▸ STATED GOAL: Below are some records; return each one exactly.

▸ DATA SUPPLIED:
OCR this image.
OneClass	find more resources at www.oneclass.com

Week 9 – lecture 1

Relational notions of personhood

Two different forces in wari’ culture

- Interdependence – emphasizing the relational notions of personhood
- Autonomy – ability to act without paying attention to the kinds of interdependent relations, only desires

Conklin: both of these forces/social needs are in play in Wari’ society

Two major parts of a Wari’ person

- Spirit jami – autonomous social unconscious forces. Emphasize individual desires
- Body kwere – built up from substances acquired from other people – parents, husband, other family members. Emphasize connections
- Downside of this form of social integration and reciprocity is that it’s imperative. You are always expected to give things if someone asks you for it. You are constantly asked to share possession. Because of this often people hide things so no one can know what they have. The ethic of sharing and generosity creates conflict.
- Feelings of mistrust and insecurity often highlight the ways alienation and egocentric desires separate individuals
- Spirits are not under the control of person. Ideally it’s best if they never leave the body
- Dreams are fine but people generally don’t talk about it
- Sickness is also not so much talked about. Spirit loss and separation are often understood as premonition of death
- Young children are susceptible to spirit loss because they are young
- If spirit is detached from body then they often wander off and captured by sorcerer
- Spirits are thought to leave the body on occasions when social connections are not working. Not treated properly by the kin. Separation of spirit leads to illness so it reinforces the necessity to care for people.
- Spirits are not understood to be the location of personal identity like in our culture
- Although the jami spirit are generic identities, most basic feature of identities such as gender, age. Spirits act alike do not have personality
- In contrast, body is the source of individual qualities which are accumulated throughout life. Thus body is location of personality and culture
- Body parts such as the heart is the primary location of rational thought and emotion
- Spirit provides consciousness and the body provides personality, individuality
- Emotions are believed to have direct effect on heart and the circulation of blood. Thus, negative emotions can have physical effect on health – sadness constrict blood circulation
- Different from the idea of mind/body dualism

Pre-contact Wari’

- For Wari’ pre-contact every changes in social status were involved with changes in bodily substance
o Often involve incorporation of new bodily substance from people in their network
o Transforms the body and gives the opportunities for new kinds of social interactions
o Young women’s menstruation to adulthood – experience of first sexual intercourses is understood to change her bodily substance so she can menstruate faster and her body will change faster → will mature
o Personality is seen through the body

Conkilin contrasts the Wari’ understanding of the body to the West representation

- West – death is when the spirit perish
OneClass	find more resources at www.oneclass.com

▸ PROBLEM SOLUTION:
OCR this image.
OneClass	find more resources at www.oneclass.com

Week 9 – lecture 1

Relational notions of personhood

Two different forces in wari’ culture

- Interdependence – emphasizing the relational notions of personhood
- Autonomy – ability to act without paying attention to the kinds of interdependent relations, only desires

Conklin: both of these forces/social needs are in play in Wari’ society

Two major parts of a Wari’ person

- Spirit jami – autonomous social unconscious forces. Emphasize individual desires
- Body kwere – built up from substances acquired from other people – parents, husband, other family members. Emphasize connections
- Downside of this form of social integration and reciprocity is that it’s imperative. You are always expected to give things if someone asks you for it. You are constantly asked to share possession. Because of this often people hide things so no one can know what they have. The ethic of sharing and generosity creates conflict.
- Feelings of mistrust and insecurity often highlight the ways alienation and egocentric desires separate individuals
- Spirits are not under the control of person. Ideally it’s best if they never leave the body
- Dreams are fine but people generally don’t talk about it
- Sickness is also not so much talked about. Spirit loss and separation are often understood as premonition of death
- Young children are susceptible to spirit loss because they are young
- If spirit is detached from body then they often wander off and captured by sorcerer
- Spirits are thought to leave the body on occasions when social connections are not working. Not treated properly by the kin. Separation of spirit leads to illness so it reinforces the necessity to care for people.
- Spirits are not understood to be the location of personal identity like in our culture
- Although the jami spirit are generic identities, most basic feature of identities such as gender, age. Spirits act alike do not have personality
- In contrast, body is the source of individual qualities which are accumulated throughout life. Thus body is location of personality and culture
- Body parts such as the heart is the primary location of rational thought and emotion
- Spirit provides consciousness and the body provides personality, individuality
- Emotions are believed to have direct effect on heart and the circulation of blood. Thus, negative emotions can have physical effect on health – sadness constrict blood circulation
- Different from the idea of mind/body dualism

Pre-contact Wari’

- For Wari’ pre-contact every changes in social status were involved with changes in bodily substance
o Often involve incorporation of new bodily substance from people in their network
o Transforms the body and gives the opportunities for new kinds of social interactions
o Young women’s menstruation to adulthood – experience of first sexual intercourses is understood to change her bodily substance so she can menstruate faster and her body will change faster → will mature
o Personality is seen through the body

Conkilin contrasts the Wari’ understanding of the body to the West representation

- West – death is when the spirit perish
OneClass	find more resources at www.oneclass.com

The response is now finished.